▶ _What the task asks_: Repeat every line exactly, keeping the pictures out of the copy.

------ Exercise materials ------

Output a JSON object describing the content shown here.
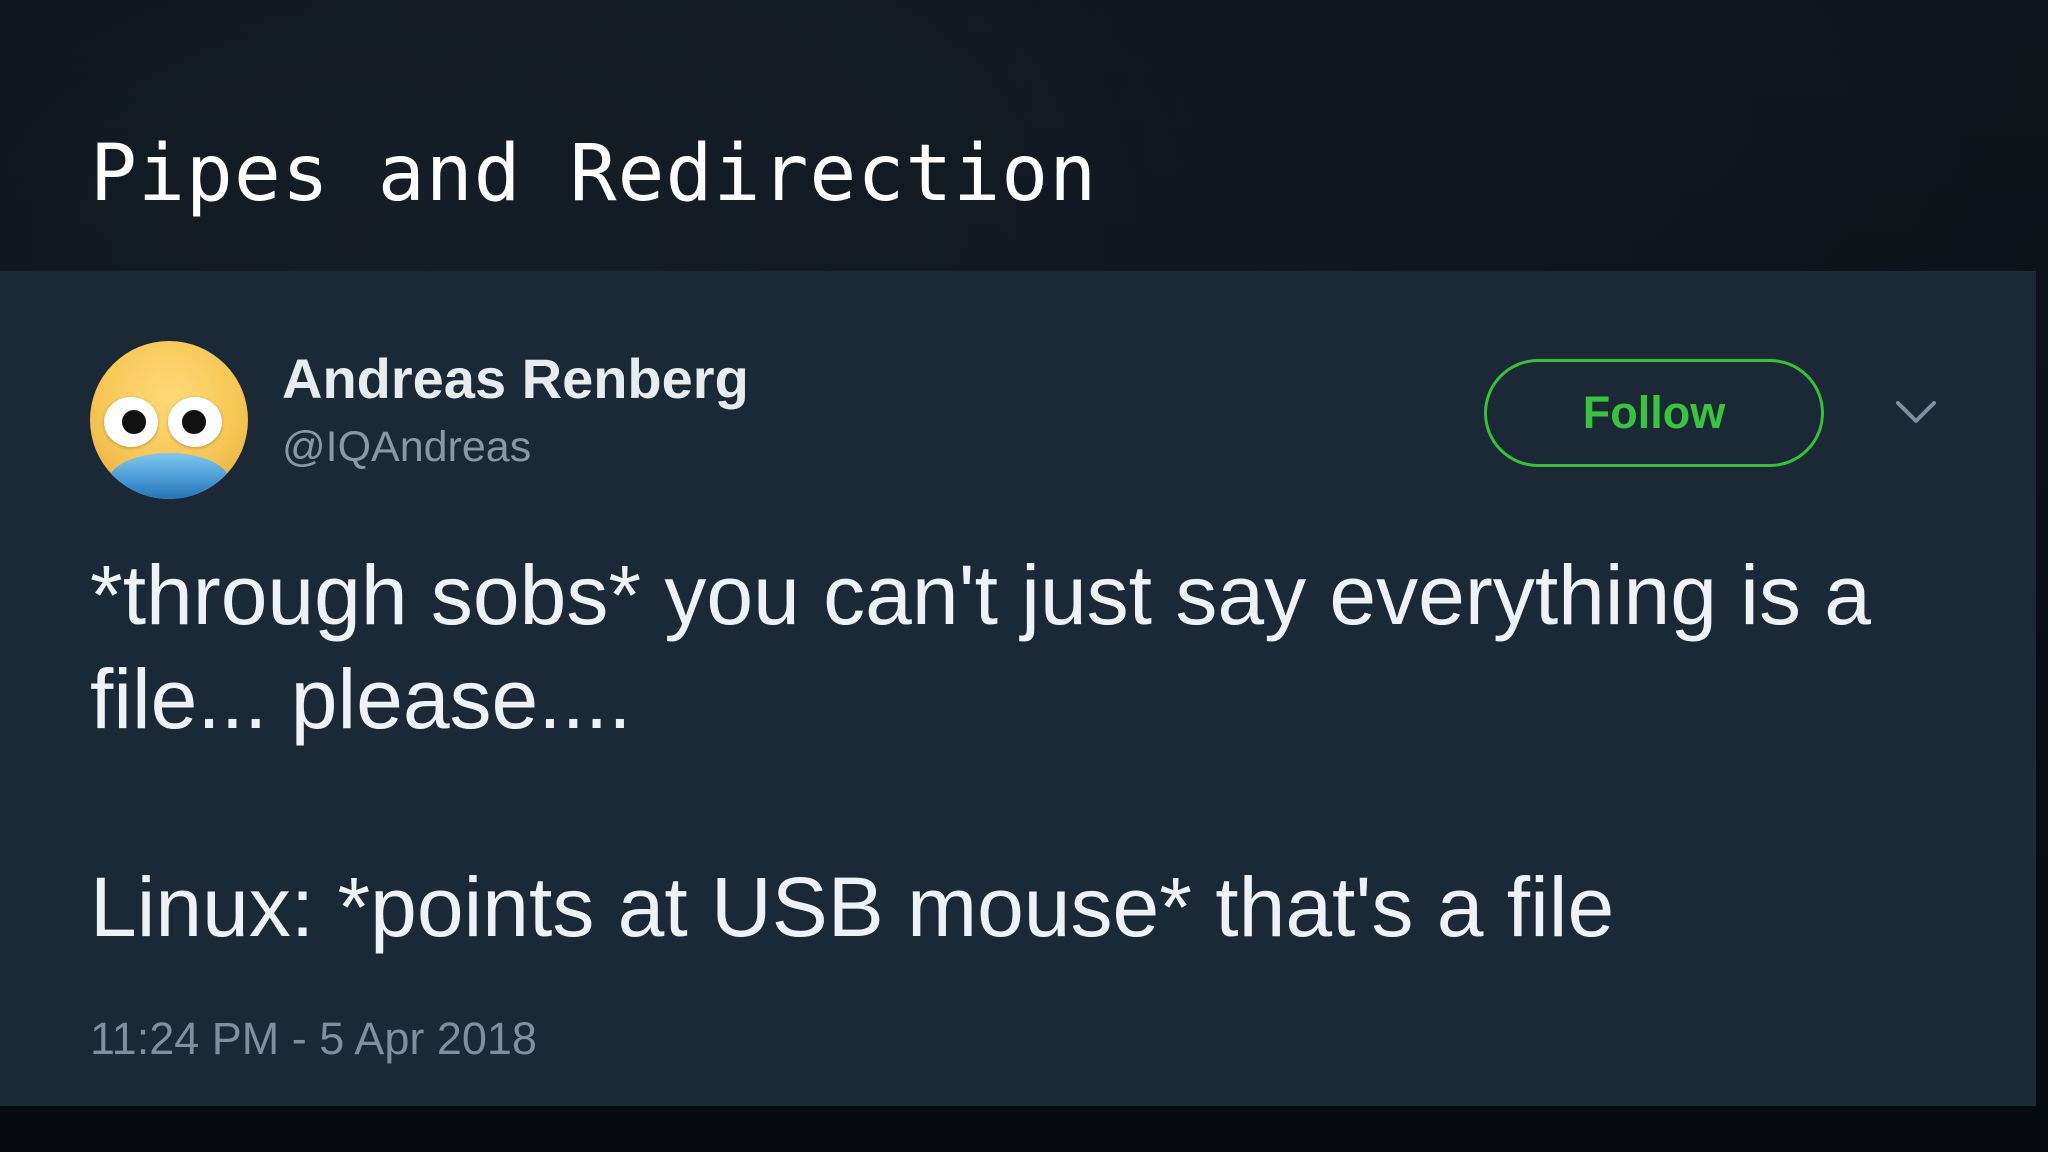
{
  "slide": {
    "title": "Pipes and Redirection"
  },
  "tweet": {
    "author": {
      "display_name": "Andreas Renberg",
      "handle": "@IQAndreas",
      "avatar_icon": "googly-eyes-avatar-icon"
    },
    "follow_label": "Follow",
    "menu_icon": "chevron-down-icon",
    "text_paragraphs": [
      "*through sobs* you can't just say everything is a file... please....",
      "Linux: *points at USB mouse* that's a file"
    ],
    "timestamp": "11:24 PM - 5 Apr 2018"
  },
  "colors": {
    "card_background": "#1b2836",
    "follow_green": "#35c13a",
    "muted_text": "#8899a6",
    "primary_text": "#eef2f5"
  }
}
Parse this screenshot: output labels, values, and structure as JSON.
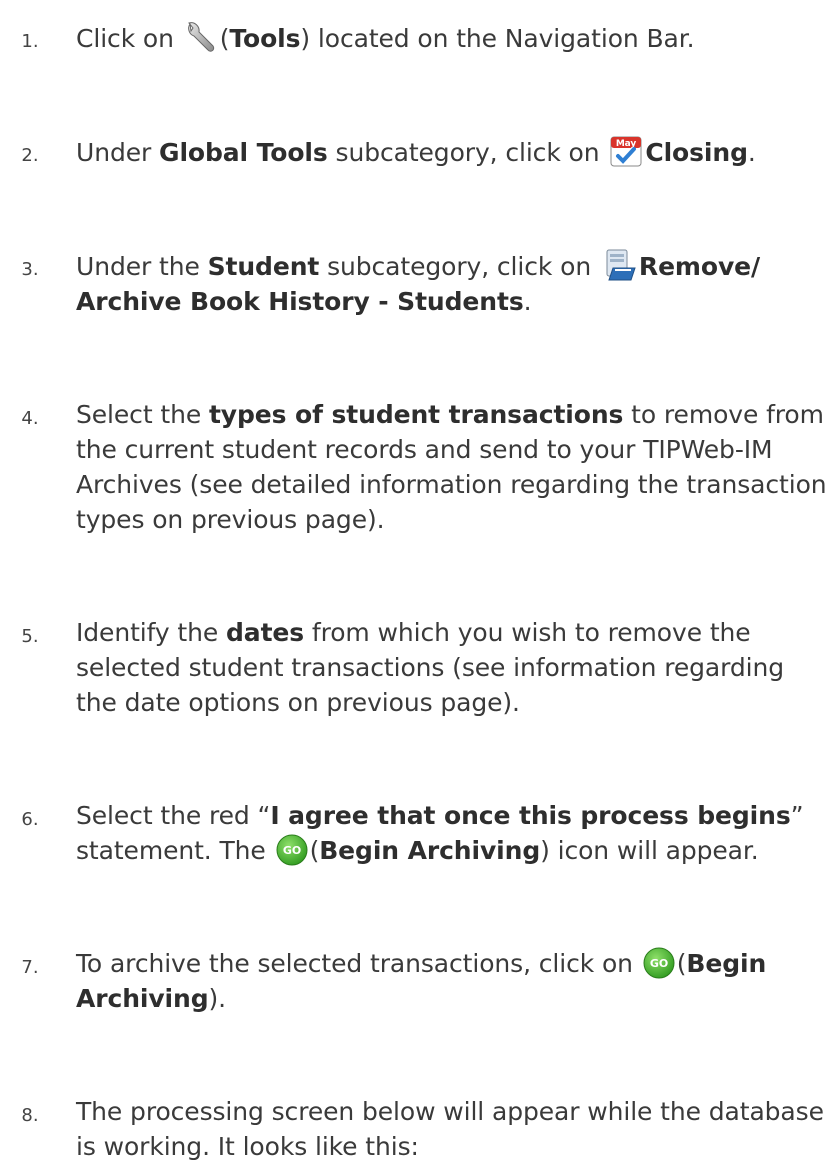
{
  "steps": [
    {
      "num": "1.",
      "a": "Click on ",
      "icon": "wrench-icon",
      "b": "(",
      "bold1": "Tools",
      "c": ") located on the Navigation Bar."
    },
    {
      "num": "2.",
      "a": "Under ",
      "bold1": "Global Tools",
      "b": " subcategory, click on ",
      "icon": "calendar-may-icon",
      "icon_text": "May",
      "bold2": "Closing",
      "c": "."
    },
    {
      "num": "3.",
      "a": "Under the ",
      "bold1": "Student",
      "b": " subcategory, click on ",
      "icon": "archive-book-icon",
      "bold2": "Remove/ Archive Book History - Students",
      "c": "."
    },
    {
      "num": "4.",
      "a": "Select the ",
      "bold1": "types of student transactions",
      "b": " to remove from the current student records and send to your TIPWeb-IM Archives (see detailed information regarding the transaction types on previous page)."
    },
    {
      "num": "5.",
      "a": "Identify the ",
      "bold1": "dates",
      "b": " from which you wish to remove the selected student transactions (see information regarding the date options on previous page)."
    },
    {
      "num": "6.",
      "a": "Select the red “",
      "bold1": "I agree that once this process begins",
      "b": "” statement.  The ",
      "icon": "go-icon",
      "icon_text": "GO",
      "c": "(",
      "bold2": "Begin Archiving",
      "d": ") icon will appear."
    },
    {
      "num": "7.",
      "a": "To archive the selected transactions, click on ",
      "icon": "go-icon",
      "icon_text": "GO",
      "b": "(",
      "bold1": "Begin Archiving",
      "c": ")."
    },
    {
      "num": "8.",
      "a": "The processing screen below will appear while the database is working.  It looks like this:"
    }
  ],
  "colors": {
    "text": "#3a3a3a",
    "go_green": "#3fae2a",
    "calendar_red": "#d9342b"
  }
}
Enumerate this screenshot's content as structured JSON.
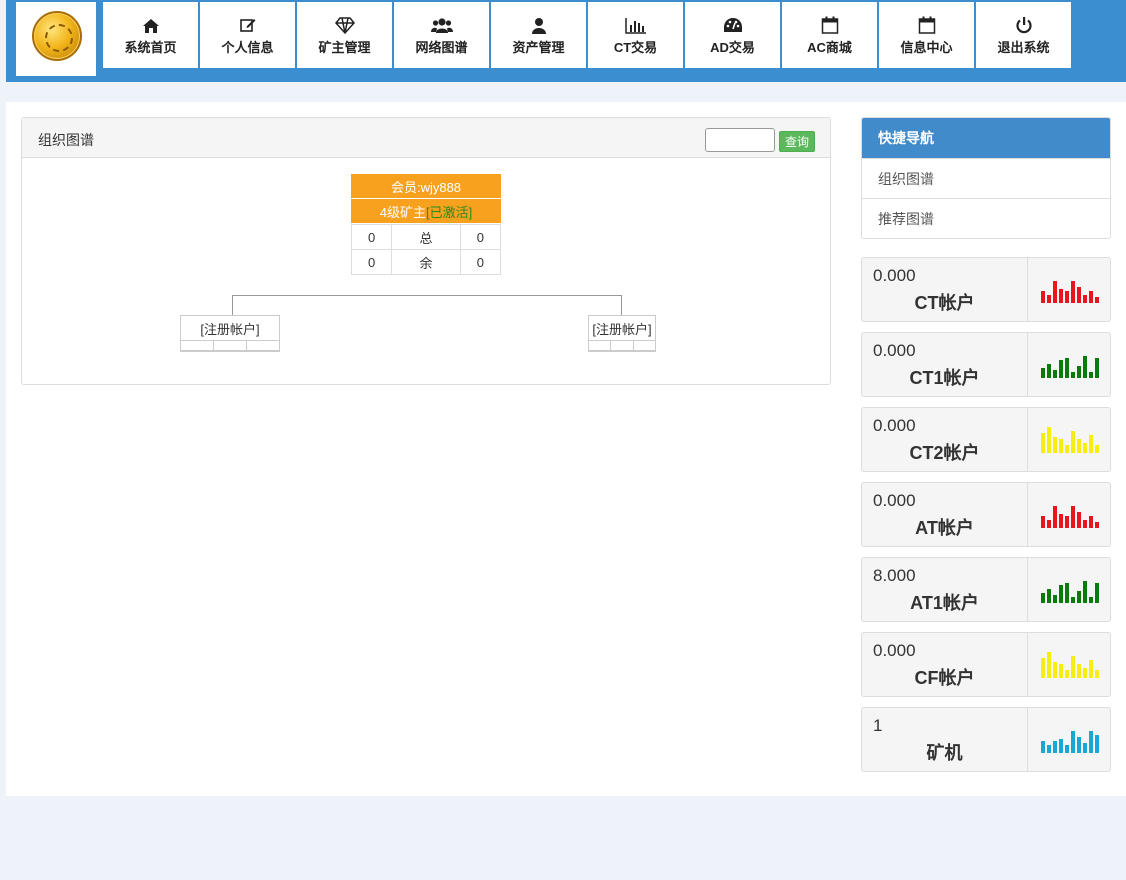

------

▶ _Response to this exercise_:
Output a JSON object describing the content shown here.
{
  "slide": {
    "title": "Pipes and Redirection"
  },
  "tweet": {
    "author": {
      "display_name": "Andreas Renberg",
      "handle": "@IQAndreas",
      "avatar_icon": "googly-eyes-avatar-icon"
    },
    "follow_label": "Follow",
    "menu_icon": "chevron-down-icon",
    "text_paragraphs": [
      "*through sobs* you can't just say everything is a file... please....",
      "Linux: *points at USB mouse* that's a file"
    ],
    "timestamp": "11:24 PM - 5 Apr 2018"
  },
  "colors": {
    "card_background": "#1b2836",
    "follow_green": "#35c13a",
    "muted_text": "#8899a6",
    "primary_text": "#eef2f5"
  }
}
Parse this screenshot: output labels, values, and structure as JSON.
{
  "steps": [
    {
      "num": "1.",
      "a": "Click on ",
      "icon": "wrench-icon",
      "b": "(",
      "bold1": "Tools",
      "c": ") located on the Navigation Bar."
    },
    {
      "num": "2.",
      "a": "Under ",
      "bold1": "Global Tools",
      "b": " subcategory, click on ",
      "icon": "calendar-may-icon",
      "icon_text": "May",
      "bold2": "Closing",
      "c": "."
    },
    {
      "num": "3.",
      "a": "Under the ",
      "bold1": "Student",
      "b": " subcategory, click on ",
      "icon": "archive-book-icon",
      "bold2": "Remove/ Archive Book History - Students",
      "c": "."
    },
    {
      "num": "4.",
      "a": "Select the ",
      "bold1": "types of student transactions",
      "b": " to remove from the current student records and send to your TIPWeb-IM Archives (see detailed information regarding the transaction types on previous page)."
    },
    {
      "num": "5.",
      "a": "Identify the ",
      "bold1": "dates",
      "b": " from which you wish to remove the selected student transactions (see information regarding the date options on previous page)."
    },
    {
      "num": "6.",
      "a": "Select the red “",
      "bold1": "I agree that once this process begins",
      "b": "” statement.  The ",
      "icon": "go-icon",
      "icon_text": "GO",
      "c": "(",
      "bold2": "Begin Archiving",
      "d": ") icon will appear."
    },
    {
      "num": "7.",
      "a": "To archive the selected transactions, click on ",
      "icon": "go-icon",
      "icon_text": "GO",
      "b": "(",
      "bold1": "Begin Archiving",
      "c": ")."
    },
    {
      "num": "8.",
      "a": "The processing screen below will appear while the database is working.  It looks like this:"
    }
  ],
  "colors": {
    "text": "#3a3a3a",
    "go_green": "#3fae2a",
    "calendar_red": "#d9342b"
  }
}
Enumerate this screenshot's content as structured JSON.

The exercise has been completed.